DOCUMENT EXTRACT
:::::
Why You Should Have a Prayer Bible

In a previous blog to encourage you to pray effectively, I wrote about the importance of having a prayer journal.  They are extremely useful for recording some of your prayer needs and answers to prayers as well.  A prayer journal is greatly encouraging because it can help you see the prayer needs that are being met and it can be convicting as well when it shows the way that we neglect meaningful prayer.  We are commanded to pray but it will require great discipline on our part to do so (1 Tim. 4:7-8).  There are a host of commands that we find in the Word of calls to prayer.  A prayer journal can help you to become more focused and more disciplined in your prayers. 

 

I think that most of the people who read this blog are familiar with the Pentecostals of Alexandria in Louisiana.  It is led by Pastor Anthony Mangun who has been there since the early ‘80’s and prior to that, his father, Bishop G. A. Mangun was the pastor.  One of the most important ministries of that church is the 24-hour prayer chain that has been ongoing since 1968 or so.  It is designed to follow 3-hour shifts.  A number of years ago at Because of the Times, I saw the signup sheets that are used.  They have at least three people present and praying around the clock.  Over the years, I have dropped in to pray at POA several times at varying times of the day when I was passing through the city.  I have been in there in the late evening and also in the early morning hours and there is always someone in the prayer area.  The prayer rooms used to be located in the G. A. Mangun center, but they have been moved now to the newer building that houses the sanctuary.  Two prayer areas are located to the sides of the sanctuary and in one of them is a layout of the Tabernacle where you are encouraged to pray through it as a patterned prayer.  They also have a table that has a large glass container to place written prayer needs in it.  Various prayer guides are also available and there are also framed pictures on the walls that are themed toward prayer.  It was during one of those times that I had slipped in to pray probably in the early ‘90’s that I saw several of the older saints who had open Bibles laying on the prayer altars that were in the room.  So that I would not be a nosy soul, I occasionally would slip a furtive glance over at them to see what they were doing with the Bibles.  After watching and listening to them, I realized they were praying through the Psalms.  That was the first time that I had observed this practice taking place and struck me in a very powerful way.  Some time passed before I started practicing it as well, greatly to my benefit.  I will never ever forget one Saturday night at our church that I made an effort pray the Word.  It was pushing midnight and I was alone in our old church on the front row sitting under one of the sidelights which barely illuminated the old sanctuary.  The following Scriptures were the ones I started praying through:

1 Timothy 6:11–16 (KJV)  11 But thou, O man of God, flee these things; and follow after righteousness, godliness, faith, love, patience, meekness. 12 Fight the good fight of faith, lay hold on eternal life, whereunto thou art also called, and hast professed a good profession before many witnesses. 13 I give thee charge in the sight of God, who quickeneth all things, and before Christ Jesus, who before Pontius Pilate witnessed a good confession; 14 That thou keep this commandment without spot, unrebukeable, until the appearing of our Lord Jesus Christ: 15 Which in his times he shall shew, who is the blessed and only Potentate, the King of kings, and Lord of lords; 16 Who only hath immortality, dwelling in the light which no man can approach unto; whom no man hath seen, nor can see: to whom be honour and power everlasting. Amen.
:::::
DIRECTION A
Write out the part of the blog post on prayer that begins at the words "In a previous" and stops after the words "in your prayers.".
The blog post on prayer and the records come from separate, unrelated sources.

SUPPLIED MATERIAL
:::::
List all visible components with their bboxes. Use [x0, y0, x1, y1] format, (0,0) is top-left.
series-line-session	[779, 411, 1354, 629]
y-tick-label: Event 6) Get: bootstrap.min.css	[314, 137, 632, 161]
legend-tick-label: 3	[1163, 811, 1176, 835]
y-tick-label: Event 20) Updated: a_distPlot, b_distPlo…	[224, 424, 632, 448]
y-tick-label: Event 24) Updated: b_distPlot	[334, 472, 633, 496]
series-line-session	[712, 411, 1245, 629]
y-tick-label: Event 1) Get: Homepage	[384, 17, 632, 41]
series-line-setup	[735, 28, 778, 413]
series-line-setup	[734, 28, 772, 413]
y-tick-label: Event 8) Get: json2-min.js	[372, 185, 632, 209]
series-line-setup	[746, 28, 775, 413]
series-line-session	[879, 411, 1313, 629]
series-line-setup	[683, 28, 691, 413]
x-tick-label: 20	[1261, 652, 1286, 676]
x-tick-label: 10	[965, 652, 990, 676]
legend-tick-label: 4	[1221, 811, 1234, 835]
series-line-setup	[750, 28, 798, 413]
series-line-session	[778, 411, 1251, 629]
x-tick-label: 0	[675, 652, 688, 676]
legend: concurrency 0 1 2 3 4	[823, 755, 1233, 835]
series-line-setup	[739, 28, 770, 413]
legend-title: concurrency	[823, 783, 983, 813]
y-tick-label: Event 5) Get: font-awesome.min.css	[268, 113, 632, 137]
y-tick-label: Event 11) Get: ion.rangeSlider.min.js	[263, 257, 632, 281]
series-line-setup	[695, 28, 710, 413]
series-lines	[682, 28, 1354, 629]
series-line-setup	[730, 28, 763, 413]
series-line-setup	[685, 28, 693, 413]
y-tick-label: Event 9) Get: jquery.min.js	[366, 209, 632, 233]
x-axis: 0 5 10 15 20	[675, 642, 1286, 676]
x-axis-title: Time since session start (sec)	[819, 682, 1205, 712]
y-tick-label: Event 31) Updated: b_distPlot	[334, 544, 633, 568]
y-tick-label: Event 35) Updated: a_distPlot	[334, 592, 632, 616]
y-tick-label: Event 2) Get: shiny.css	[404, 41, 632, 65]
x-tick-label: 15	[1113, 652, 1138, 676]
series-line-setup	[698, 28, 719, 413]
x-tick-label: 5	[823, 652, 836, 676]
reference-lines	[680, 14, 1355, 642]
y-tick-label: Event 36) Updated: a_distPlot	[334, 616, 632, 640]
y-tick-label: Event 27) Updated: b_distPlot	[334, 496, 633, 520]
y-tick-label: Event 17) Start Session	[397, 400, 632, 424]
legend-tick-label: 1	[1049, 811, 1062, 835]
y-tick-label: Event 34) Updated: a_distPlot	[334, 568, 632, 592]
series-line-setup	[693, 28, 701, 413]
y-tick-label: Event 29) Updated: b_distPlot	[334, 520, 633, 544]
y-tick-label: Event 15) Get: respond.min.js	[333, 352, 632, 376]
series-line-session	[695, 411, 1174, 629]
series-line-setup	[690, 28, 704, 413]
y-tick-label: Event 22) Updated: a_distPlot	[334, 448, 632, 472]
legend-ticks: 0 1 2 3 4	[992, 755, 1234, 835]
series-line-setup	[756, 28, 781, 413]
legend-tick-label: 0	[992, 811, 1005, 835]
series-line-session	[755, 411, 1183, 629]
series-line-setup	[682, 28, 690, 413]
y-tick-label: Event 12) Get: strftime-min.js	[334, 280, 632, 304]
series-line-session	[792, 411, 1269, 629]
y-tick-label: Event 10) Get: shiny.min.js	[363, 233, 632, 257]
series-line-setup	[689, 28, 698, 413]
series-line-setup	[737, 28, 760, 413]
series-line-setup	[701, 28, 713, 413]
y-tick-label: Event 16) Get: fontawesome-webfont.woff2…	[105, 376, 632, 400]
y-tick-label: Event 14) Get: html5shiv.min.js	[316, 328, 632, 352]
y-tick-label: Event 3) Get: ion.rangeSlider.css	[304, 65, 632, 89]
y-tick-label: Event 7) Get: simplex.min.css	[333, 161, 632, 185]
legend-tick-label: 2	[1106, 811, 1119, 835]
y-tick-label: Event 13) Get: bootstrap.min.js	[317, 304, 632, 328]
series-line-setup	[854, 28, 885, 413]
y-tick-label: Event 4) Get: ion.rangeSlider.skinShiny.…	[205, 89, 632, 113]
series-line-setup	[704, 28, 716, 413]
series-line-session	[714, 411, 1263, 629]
:::::
DIRECTION B
Repeat word for word the lines of the records that begin at the start of the records and stop after the line that contains "411, 1245, 629]", with both ends included.

OUTPUT A
In a previous blog to encourage you to pray effectively, I wrote about the importance of having a prayer journal.  They are extremely useful for recording some of your prayer needs and answers to prayers as well.  A prayer journal is greatly encouraging because it can help you see the prayer needs that are being met and it can be convicting as well when it shows the way that we neglect meaningful prayer.  We are commanded to pray but it will require great discipline on our part to do so (1 Tim. 4:7-8).  There are a host of commands that we find in the Word of calls to prayer.  A prayer journal can help you to become more focused and more disciplined in your prayers.

OUTPUT B
List all visible components with their bboxes. Use [x0, y0, x1, y1] format, (0,0) is top-left.
series-line-session	[779, 411, 1354, 629]
y-tick-label: Event 6) Get: bootstrap.min.css	[314, 137, 632, 161]
legend-tick-label: 3	[1163, 811, 1176, 835]
y-tick-label: Event 20) Updated: a_distPlot, b_distPlo…	[224, 424, 632, 448]
y-tick-label: Event 24) Updated: b_distPlot	[334, 472, 633, 496]
series-line-session	[712, 411, 1245, 629]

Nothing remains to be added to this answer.